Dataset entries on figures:
_____

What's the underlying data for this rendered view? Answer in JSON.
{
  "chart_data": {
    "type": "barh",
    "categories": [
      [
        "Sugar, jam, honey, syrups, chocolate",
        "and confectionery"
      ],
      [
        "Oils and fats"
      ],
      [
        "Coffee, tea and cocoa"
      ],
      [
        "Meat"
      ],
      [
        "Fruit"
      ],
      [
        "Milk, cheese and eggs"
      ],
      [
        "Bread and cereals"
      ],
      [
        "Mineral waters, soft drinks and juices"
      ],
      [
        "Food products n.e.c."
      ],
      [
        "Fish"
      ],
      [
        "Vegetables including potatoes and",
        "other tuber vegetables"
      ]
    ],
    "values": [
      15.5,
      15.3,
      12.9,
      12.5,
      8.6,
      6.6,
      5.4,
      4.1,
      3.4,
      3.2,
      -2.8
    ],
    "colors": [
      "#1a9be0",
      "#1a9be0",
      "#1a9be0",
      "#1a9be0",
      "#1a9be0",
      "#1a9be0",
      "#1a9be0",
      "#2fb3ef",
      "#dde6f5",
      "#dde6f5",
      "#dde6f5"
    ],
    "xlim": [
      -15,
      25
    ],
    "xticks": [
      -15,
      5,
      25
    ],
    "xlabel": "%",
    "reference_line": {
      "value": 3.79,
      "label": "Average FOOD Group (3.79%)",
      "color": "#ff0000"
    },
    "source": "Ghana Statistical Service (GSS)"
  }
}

_____

**Your goal:**
Repeat the data in its entirety, character for character.

**The completed task:**
What's the underlying data for this rendered view? Answer in JSON.
{
  "chart_data": {
    "type": "barh",
    "categories": [
      [
        "Sugar, jam, honey, syrups, chocolate",
        "and confectionery"
      ],
      [
        "Oils and fats"
      ],
      [
        "Coffee, tea and cocoa"
      ],
      [
        "Meat"
      ],
      [
        "Fruit"
      ],
      [
        "Milk, cheese and eggs"
      ],
      [
        "Bread and cereals"
      ],
      [
        "Mineral waters, soft drinks and juices"
      ],
      [
        "Food products n.e.c."
      ],
      [
        "Fish"
      ],
      [
        "Vegetables including potatoes and",
        "other tuber vegetables"
      ]
    ],
    "values": [
      15.5,
      15.3,
      12.9,
      12.5,
      8.6,
      6.6,
      5.4,
      4.1,
      3.4,
      3.2,
      -2.8
    ],
    "colors": [
      "#1a9be0",
      "#1a9be0",
      "#1a9be0",
      "#1a9be0",
      "#1a9be0",
      "#1a9be0",
      "#1a9be0",
      "#2fb3ef",
      "#dde6f5",
      "#dde6f5",
      "#dde6f5"
    ],
    "xlim": [
      -15,
      25
    ],
    "xticks": [
      -15,
      5,
      25
    ],
    "xlabel": "%",
    "reference_line": {
      "value": 3.79,
      "label": "Average FOOD Group (3.79%)",
      "color": "#ff0000"
    },
    "source": "Ghana Statistical Service (GSS)"
  }
}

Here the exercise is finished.